**The problem:**
Filter these entries so that only lines with the word "Albany" remain.

**Extracted data:**
===============

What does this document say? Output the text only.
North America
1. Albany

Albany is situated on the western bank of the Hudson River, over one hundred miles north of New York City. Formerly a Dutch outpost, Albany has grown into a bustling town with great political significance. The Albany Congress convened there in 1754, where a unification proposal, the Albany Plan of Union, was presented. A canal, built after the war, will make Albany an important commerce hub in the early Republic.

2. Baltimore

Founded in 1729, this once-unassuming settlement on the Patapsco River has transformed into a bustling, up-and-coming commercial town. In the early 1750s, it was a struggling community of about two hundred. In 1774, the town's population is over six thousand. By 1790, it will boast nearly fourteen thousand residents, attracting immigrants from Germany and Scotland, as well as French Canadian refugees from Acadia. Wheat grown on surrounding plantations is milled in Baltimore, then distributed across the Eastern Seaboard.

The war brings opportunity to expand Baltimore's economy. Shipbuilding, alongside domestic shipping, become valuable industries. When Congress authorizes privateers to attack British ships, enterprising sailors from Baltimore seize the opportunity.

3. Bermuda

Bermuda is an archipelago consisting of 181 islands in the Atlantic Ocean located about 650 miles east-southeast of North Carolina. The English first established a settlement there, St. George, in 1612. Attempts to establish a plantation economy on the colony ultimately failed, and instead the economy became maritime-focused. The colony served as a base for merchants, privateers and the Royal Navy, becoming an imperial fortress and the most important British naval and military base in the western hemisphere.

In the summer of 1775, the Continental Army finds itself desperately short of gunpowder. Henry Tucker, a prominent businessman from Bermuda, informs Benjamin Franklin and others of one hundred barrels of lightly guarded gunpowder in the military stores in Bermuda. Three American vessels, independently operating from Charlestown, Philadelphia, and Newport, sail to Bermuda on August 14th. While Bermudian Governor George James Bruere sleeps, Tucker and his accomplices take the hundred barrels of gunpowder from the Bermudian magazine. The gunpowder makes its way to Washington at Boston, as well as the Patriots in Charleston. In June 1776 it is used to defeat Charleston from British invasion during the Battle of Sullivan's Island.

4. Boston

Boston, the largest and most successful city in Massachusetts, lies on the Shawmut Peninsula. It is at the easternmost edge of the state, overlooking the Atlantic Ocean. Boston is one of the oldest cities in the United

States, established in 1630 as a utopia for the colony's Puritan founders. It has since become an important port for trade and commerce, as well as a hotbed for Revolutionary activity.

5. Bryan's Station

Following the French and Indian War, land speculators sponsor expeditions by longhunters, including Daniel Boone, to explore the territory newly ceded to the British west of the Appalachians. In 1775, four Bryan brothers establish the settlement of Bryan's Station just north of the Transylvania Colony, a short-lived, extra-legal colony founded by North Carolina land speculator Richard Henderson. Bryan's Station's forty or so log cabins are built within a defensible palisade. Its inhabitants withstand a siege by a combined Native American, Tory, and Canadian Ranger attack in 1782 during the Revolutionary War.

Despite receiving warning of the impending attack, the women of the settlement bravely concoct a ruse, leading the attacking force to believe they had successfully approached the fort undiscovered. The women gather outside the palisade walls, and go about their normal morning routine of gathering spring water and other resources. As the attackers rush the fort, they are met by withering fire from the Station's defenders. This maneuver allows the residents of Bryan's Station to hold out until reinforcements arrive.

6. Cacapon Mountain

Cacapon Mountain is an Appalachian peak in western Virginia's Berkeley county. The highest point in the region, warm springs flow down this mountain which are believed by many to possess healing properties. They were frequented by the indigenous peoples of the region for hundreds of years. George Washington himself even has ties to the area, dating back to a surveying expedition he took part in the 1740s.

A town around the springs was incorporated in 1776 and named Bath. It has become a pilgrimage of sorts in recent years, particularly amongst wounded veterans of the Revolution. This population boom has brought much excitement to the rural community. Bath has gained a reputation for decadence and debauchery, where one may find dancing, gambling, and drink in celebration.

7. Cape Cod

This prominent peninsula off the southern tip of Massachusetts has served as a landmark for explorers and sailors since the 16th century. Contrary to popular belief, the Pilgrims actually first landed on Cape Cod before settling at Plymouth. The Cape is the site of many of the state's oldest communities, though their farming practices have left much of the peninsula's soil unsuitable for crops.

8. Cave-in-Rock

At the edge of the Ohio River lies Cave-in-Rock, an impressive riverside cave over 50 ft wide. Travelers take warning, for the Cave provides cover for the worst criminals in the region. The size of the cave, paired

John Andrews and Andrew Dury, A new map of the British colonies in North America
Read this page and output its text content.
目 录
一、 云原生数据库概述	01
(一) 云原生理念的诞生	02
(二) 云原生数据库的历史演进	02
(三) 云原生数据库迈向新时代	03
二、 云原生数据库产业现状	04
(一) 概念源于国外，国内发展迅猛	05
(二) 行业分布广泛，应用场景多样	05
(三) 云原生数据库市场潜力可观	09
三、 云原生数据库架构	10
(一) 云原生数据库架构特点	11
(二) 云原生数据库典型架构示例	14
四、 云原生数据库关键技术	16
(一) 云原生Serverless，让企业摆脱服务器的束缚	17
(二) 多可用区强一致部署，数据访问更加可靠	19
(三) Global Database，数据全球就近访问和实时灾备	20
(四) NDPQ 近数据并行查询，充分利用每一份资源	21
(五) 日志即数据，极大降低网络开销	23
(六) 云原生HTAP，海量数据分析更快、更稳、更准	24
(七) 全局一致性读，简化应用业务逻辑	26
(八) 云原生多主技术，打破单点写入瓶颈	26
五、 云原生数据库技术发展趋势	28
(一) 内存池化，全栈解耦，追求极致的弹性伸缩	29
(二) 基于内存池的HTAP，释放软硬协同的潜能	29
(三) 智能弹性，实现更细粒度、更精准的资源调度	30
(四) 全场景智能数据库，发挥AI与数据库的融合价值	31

===============

**Result for this task:**
1. Albany
Albany is situated on the western bank of the Hudson River, over one hundred miles north of New York City. Formerly a Dutch outpost, Albany has grown into a bustling town with great political significance. The Albany Congress convened there in 1754, where a unification proposal, the Albany Plan of Union, was presented. A canal, built after the war, will make Albany an important commerce hub in the early Republic.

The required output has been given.